Take every line that has the string "Teilnehmer" and copy it out.

[start of DATA SUPPLIED]

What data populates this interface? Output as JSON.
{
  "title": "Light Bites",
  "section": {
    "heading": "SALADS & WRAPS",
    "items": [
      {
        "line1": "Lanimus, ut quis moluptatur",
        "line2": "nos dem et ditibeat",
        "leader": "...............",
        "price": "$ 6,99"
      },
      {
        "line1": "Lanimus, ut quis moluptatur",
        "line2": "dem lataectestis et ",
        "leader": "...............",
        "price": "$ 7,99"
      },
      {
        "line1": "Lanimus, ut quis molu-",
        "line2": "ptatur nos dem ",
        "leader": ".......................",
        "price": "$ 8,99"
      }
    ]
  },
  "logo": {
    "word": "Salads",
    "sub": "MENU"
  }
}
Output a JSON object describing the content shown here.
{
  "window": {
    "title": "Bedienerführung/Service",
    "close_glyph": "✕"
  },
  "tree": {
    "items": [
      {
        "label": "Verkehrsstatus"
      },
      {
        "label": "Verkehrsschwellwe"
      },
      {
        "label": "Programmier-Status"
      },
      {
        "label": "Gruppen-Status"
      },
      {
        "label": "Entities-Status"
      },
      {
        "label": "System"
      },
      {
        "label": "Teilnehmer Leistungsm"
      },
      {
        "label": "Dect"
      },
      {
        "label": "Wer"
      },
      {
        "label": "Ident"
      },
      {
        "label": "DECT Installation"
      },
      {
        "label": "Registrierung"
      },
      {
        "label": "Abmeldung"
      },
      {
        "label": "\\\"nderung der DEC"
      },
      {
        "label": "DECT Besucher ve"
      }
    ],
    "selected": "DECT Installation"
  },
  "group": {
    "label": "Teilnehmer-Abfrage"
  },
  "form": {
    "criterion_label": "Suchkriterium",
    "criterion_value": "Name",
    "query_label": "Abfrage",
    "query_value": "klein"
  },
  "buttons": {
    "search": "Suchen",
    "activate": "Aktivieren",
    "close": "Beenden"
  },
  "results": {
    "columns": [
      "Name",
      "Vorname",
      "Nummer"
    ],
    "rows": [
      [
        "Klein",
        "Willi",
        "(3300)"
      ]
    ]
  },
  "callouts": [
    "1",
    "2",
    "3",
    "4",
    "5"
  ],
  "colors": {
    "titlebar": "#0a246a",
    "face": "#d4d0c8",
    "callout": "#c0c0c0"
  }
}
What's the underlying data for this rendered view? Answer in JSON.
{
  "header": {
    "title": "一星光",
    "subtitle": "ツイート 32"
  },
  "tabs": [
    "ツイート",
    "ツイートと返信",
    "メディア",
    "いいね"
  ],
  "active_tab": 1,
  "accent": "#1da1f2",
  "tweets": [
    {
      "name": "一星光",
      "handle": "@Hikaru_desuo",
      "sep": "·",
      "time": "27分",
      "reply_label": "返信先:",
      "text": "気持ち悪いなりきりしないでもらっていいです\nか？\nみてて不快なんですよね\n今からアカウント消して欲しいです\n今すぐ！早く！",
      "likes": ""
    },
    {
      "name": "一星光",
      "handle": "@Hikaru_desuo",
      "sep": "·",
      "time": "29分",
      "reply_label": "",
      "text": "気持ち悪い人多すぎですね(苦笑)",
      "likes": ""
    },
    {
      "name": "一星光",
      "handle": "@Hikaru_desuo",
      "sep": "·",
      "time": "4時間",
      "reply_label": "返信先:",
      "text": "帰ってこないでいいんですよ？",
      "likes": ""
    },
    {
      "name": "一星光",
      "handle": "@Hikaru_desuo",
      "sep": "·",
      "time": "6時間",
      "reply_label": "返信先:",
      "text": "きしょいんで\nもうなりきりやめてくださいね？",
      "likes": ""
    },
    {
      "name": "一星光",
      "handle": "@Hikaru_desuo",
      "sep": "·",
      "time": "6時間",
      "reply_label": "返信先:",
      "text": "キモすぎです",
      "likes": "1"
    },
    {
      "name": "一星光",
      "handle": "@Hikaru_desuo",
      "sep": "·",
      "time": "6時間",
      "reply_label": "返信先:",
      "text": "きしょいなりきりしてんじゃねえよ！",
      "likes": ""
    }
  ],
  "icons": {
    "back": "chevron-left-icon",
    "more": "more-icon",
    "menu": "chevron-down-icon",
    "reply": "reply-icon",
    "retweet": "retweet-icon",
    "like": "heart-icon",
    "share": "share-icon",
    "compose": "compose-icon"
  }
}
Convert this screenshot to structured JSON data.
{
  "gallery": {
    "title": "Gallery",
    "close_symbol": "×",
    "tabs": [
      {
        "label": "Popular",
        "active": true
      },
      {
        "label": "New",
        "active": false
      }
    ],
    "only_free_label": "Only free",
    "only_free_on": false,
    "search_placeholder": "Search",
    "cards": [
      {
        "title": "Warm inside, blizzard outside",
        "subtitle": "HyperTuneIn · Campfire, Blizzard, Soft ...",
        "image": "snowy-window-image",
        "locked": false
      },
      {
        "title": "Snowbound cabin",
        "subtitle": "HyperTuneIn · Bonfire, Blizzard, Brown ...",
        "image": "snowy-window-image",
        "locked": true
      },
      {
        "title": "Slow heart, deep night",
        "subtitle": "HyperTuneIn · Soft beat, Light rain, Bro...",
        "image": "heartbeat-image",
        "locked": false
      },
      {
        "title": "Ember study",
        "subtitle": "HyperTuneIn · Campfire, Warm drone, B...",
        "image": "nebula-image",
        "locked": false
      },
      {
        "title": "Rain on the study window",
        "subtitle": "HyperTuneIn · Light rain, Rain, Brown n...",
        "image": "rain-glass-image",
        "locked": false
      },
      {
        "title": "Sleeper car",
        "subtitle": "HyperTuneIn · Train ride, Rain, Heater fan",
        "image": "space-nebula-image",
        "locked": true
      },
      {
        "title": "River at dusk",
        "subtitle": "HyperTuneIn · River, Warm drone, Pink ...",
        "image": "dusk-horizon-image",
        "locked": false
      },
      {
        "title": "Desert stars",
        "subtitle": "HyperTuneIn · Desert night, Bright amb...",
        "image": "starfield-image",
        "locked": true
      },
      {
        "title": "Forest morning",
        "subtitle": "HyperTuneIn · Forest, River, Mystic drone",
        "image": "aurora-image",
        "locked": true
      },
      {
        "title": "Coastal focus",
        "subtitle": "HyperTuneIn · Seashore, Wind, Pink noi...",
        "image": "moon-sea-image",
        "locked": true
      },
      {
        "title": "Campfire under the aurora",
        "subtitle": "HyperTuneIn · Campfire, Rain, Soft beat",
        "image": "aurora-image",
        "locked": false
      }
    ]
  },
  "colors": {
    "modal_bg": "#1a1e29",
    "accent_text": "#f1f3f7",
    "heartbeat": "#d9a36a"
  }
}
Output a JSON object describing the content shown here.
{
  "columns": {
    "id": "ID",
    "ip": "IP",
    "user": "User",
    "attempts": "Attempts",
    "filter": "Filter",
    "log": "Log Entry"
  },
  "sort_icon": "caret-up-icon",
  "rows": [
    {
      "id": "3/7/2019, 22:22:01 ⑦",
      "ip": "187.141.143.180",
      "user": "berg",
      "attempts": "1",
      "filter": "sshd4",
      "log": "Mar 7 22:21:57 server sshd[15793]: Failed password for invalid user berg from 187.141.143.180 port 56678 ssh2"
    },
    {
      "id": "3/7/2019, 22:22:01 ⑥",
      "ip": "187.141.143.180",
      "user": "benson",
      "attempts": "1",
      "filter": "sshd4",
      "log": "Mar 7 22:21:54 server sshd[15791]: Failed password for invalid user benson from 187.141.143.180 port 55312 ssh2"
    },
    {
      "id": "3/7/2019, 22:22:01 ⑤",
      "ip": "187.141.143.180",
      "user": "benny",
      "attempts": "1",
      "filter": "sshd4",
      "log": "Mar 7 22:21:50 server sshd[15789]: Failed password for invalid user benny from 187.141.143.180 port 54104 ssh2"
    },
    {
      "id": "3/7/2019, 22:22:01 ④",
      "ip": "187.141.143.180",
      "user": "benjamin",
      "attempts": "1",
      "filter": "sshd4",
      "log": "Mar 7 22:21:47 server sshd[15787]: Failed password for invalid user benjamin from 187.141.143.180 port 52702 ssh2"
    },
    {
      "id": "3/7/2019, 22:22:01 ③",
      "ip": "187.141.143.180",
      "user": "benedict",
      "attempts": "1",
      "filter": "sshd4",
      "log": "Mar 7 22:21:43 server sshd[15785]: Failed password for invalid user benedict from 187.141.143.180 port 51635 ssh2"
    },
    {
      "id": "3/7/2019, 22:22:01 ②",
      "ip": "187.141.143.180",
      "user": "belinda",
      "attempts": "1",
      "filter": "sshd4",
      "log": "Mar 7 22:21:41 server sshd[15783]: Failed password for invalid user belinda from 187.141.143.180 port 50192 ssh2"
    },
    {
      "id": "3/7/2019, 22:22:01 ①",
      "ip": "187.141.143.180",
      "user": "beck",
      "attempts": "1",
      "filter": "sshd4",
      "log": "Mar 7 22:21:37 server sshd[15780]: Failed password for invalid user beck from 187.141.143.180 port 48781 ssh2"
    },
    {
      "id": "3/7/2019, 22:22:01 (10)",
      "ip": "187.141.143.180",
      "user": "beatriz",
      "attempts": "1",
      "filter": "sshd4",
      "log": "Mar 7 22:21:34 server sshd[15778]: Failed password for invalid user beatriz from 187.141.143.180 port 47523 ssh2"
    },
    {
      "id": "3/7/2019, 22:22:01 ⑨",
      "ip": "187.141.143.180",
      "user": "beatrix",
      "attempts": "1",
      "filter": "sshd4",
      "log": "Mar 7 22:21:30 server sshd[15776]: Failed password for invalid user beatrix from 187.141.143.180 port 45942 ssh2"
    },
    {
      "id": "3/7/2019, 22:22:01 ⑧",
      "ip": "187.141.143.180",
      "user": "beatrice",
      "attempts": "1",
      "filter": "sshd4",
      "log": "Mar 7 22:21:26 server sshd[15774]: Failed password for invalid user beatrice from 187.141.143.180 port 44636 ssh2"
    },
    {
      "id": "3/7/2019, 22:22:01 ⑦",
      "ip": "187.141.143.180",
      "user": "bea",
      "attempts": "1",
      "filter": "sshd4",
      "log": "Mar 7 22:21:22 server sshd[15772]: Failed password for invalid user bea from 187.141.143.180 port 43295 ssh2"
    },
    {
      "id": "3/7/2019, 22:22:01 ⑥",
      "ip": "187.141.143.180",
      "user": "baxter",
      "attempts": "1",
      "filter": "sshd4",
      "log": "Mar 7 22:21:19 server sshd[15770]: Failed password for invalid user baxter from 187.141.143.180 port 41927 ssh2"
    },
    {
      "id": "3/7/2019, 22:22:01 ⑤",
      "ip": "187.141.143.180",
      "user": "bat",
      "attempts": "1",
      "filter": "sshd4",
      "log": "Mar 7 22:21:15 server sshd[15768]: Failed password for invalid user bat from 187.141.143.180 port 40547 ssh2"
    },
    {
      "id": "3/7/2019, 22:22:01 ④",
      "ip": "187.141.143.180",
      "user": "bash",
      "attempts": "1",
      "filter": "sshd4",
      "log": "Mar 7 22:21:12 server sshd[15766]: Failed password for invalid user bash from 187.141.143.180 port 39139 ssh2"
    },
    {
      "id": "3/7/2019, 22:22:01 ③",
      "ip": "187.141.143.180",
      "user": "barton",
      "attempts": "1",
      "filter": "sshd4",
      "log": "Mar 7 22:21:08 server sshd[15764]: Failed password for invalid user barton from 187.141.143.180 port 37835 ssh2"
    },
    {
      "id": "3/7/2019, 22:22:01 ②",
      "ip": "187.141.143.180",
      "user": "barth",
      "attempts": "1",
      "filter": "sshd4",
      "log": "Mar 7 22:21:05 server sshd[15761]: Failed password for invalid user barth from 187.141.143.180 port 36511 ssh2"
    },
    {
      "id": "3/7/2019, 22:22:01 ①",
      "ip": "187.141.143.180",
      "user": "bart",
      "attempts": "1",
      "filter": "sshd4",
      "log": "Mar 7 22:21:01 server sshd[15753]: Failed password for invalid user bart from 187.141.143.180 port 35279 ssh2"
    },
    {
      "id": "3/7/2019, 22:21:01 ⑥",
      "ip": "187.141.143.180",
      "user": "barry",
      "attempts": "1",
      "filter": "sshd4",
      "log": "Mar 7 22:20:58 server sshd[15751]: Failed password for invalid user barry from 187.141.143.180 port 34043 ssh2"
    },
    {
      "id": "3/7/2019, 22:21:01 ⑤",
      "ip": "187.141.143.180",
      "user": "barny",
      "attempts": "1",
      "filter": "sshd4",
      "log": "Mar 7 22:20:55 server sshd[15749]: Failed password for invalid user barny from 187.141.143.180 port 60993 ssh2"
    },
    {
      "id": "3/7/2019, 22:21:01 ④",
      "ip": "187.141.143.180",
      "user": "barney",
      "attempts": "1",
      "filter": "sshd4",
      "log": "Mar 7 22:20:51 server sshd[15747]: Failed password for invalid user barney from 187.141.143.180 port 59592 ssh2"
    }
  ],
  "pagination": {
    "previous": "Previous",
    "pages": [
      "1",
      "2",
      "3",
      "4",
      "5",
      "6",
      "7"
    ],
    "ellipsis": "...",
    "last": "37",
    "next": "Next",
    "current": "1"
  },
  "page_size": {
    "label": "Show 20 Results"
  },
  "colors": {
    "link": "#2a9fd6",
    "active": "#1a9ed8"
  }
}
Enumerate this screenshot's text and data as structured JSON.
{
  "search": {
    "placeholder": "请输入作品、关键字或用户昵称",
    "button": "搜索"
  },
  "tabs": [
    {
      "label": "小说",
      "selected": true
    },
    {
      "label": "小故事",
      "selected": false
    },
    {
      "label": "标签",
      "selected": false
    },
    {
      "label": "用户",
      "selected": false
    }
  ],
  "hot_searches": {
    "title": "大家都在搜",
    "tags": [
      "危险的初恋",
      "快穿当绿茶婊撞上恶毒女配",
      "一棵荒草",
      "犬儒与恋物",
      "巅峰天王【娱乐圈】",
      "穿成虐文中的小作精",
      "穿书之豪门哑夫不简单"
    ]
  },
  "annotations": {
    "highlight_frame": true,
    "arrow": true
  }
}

[end of DATA SUPPLIED]

### EXERCISE RESULT
        "label": "Teilnehmer Leistungsm"
    "label": "Teilnehmer-Abfrage"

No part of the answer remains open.